▶ _WHAT IS REQUIRED_: Output all of the data below exactly as given.

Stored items

+===+

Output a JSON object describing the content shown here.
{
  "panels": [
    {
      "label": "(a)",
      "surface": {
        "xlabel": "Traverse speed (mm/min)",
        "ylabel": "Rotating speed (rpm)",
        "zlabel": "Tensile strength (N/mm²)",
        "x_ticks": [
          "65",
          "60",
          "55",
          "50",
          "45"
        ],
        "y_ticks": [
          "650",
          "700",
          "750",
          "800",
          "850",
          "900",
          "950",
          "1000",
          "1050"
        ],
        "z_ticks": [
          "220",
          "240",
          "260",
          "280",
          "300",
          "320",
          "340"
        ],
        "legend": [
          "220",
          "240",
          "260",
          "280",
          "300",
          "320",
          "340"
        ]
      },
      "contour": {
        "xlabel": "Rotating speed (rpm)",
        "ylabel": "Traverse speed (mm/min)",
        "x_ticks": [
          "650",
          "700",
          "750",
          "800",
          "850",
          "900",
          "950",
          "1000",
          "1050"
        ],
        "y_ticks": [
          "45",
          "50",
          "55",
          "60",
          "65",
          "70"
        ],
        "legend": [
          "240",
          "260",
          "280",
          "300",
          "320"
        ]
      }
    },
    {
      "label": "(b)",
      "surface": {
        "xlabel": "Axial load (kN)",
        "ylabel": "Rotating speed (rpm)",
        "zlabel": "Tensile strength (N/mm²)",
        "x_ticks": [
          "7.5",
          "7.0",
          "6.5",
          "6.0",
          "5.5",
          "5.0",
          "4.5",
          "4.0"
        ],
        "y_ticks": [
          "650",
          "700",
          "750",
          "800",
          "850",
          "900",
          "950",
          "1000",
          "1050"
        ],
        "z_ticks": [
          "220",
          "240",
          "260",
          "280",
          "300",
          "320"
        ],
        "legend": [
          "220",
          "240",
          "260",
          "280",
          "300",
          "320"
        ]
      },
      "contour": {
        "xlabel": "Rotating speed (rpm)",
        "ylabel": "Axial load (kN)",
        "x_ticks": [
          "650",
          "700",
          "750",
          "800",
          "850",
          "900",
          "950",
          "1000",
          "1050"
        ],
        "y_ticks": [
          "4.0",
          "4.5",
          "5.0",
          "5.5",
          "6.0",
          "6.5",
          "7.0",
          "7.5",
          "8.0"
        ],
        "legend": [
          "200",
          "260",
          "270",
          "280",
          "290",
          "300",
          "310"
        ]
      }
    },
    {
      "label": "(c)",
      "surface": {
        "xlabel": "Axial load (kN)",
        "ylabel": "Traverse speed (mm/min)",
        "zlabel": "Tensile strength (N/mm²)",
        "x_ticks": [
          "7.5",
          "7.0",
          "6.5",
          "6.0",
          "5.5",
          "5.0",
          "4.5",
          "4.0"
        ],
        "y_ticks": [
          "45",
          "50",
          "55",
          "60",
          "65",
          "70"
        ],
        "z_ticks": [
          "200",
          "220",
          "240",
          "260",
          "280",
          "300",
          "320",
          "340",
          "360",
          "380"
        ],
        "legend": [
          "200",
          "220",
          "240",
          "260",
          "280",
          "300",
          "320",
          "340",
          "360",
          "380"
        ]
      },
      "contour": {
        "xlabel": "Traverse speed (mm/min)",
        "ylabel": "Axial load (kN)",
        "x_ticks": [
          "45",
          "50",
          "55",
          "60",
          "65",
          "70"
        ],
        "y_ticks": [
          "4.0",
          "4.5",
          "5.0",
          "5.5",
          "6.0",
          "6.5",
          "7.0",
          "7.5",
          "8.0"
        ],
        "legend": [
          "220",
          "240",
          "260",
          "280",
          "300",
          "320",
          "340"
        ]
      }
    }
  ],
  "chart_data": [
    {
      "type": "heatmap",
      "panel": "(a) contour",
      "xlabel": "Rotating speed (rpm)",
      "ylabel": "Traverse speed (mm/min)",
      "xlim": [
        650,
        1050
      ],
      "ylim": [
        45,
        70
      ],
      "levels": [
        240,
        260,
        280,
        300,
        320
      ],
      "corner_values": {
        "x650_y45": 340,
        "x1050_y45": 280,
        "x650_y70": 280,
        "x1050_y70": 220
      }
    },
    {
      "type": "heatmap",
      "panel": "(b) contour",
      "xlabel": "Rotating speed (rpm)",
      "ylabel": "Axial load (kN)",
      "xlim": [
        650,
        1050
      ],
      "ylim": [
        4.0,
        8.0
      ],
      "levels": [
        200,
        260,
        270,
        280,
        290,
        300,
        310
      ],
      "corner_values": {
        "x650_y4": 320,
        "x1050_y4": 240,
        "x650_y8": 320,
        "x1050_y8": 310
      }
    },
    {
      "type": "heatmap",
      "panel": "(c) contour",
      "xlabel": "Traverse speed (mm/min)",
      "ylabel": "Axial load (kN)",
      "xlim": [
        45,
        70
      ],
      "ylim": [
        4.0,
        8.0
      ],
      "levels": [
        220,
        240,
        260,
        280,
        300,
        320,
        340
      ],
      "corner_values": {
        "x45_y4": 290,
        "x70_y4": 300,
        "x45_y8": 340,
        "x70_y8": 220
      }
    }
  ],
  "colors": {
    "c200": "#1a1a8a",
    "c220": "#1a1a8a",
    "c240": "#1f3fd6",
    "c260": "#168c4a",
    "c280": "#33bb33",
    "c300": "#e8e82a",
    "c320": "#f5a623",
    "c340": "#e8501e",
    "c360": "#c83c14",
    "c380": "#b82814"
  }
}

+===+

▶ _FULL OUTPUT_:
Output a JSON object describing the content shown here.
{
  "panels": [
    {
      "label": "(a)",
      "surface": {
        "xlabel": "Traverse speed (mm/min)",
        "ylabel": "Rotating speed (rpm)",
        "zlabel": "Tensile strength (N/mm²)",
        "x_ticks": [
          "65",
          "60",
          "55",
          "50",
          "45"
        ],
        "y_ticks": [
          "650",
          "700",
          "750",
          "800",
          "850",
          "900",
          "950",
          "1000",
          "1050"
        ],
        "z_ticks": [
          "220",
          "240",
          "260",
          "280",
          "300",
          "320",
          "340"
        ],
        "legend": [
          "220",
          "240",
          "260",
          "280",
          "300",
          "320",
          "340"
        ]
      },
      "contour": {
        "xlabel": "Rotating speed (rpm)",
        "ylabel": "Traverse speed (mm/min)",
        "x_ticks": [
          "650",
          "700",
          "750",
          "800",
          "850",
          "900",
          "950",
          "1000",
          "1050"
        ],
        "y_ticks": [
          "45",
          "50",
          "55",
          "60",
          "65",
          "70"
        ],
        "legend": [
          "240",
          "260",
          "280",
          "300",
          "320"
        ]
      }
    },
    {
      "label": "(b)",
      "surface": {
        "xlabel": "Axial load (kN)",
        "ylabel": "Rotating speed (rpm)",
        "zlabel": "Tensile strength (N/mm²)",
        "x_ticks": [
          "7.5",
          "7.0",
          "6.5",
          "6.0",
          "5.5",
          "5.0",
          "4.5",
          "4.0"
        ],
        "y_ticks": [
          "650",
          "700",
          "750",
          "800",
          "850",
          "900",
          "950",
          "1000",
          "1050"
        ],
        "z_ticks": [
          "220",
          "240",
          "260",
          "280",
          "300",
          "320"
        ],
        "legend": [
          "220",
          "240",
          "260",
          "280",
          "300",
          "320"
        ]
      },
      "contour": {
        "xlabel": "Rotating speed (rpm)",
        "ylabel": "Axial load (kN)",
        "x_ticks": [
          "650",
          "700",
          "750",
          "800",
          "850",
          "900",
          "950",
          "1000",
          "1050"
        ],
        "y_ticks": [
          "4.0",
          "4.5",
          "5.0",
          "5.5",
          "6.0",
          "6.5",
          "7.0",
          "7.5",
          "8.0"
        ],
        "legend": [
          "200",
          "260",
          "270",
          "280",
          "290",
          "300",
          "310"
        ]
      }
    },
    {
      "label": "(c)",
      "surface": {
        "xlabel": "Axial load (kN)",
        "ylabel": "Traverse speed (mm/min)",
        "zlabel": "Tensile strength (N/mm²)",
        "x_ticks": [
          "7.5",
          "7.0",
          "6.5",
          "6.0",
          "5.5",
          "5.0",
          "4.5",
          "4.0"
        ],
        "y_ticks": [
          "45",
          "50",
          "55",
          "60",
          "65",
          "70"
        ],
        "z_ticks": [
          "200",
          "220",
          "240",
          "260",
          "280",
          "300",
          "320",
          "340",
          "360",
          "380"
        ],
        "legend": [
          "200",
          "220",
          "240",
          "260",
          "280",
          "300",
          "320",
          "340",
          "360",
          "380"
        ]
      },
      "contour": {
        "xlabel": "Traverse speed (mm/min)",
        "ylabel": "Axial load (kN)",
        "x_ticks": [
          "45",
          "50",
          "55",
          "60",
          "65",
          "70"
        ],
        "y_ticks": [
          "4.0",
          "4.5",
          "5.0",
          "5.5",
          "6.0",
          "6.5",
          "7.0",
          "7.5",
          "8.0"
        ],
        "legend": [
          "220",
          "240",
          "260",
          "280",
          "300",
          "320",
          "340"
        ]
      }
    }
  ],
  "chart_data": [
    {
      "type": "heatmap",
      "panel": "(a) contour",
      "xlabel": "Rotating speed (rpm)",
      "ylabel": "Traverse speed (mm/min)",
      "xlim": [
        650,
        1050
      ],
      "ylim": [
        45,
        70
      ],
      "levels": [
        240,
        260,
        280,
        300,
        320
      ],
      "corner_values": {
        "x650_y45": 340,
        "x1050_y45": 280,
        "x650_y70": 280,
        "x1050_y70": 220
      }
    },
    {
      "type": "heatmap",
      "panel": "(b) contour",
      "xlabel": "Rotating speed (rpm)",
      "ylabel": "Axial load (kN)",
      "xlim": [
        650,
        1050
      ],
      "ylim": [
        4.0,
        8.0
      ],
      "levels": [
        200,
        260,
        270,
        280,
        290,
        300,
        310
      ],
      "corner_values": {
        "x650_y4": 320,
        "x1050_y4": 240,
        "x650_y8": 320,
        "x1050_y8": 310
      }
    },
    {
      "type": "heatmap",
      "panel": "(c) contour",
      "xlabel": "Traverse speed (mm/min)",
      "ylabel": "Axial load (kN)",
      "xlim": [
        45,
        70
      ],
      "ylim": [
        4.0,
        8.0
      ],
      "levels": [
        220,
        240,
        260,
        280,
        300,
        320,
        340
      ],
      "corner_values": {
        "x45_y4": 290,
        "x70_y4": 300,
        "x45_y8": 340,
        "x70_y8": 220
      }
    }
  ],
  "colors": {
    "c200": "#1a1a8a",
    "c220": "#1a1a8a",
    "c240": "#1f3fd6",
    "c260": "#168c4a",
    "c280": "#33bb33",
    "c300": "#e8e82a",
    "c320": "#f5a623",
    "c340": "#e8501e",
    "c360": "#c83c14",
    "c380": "#b82814"
  }
}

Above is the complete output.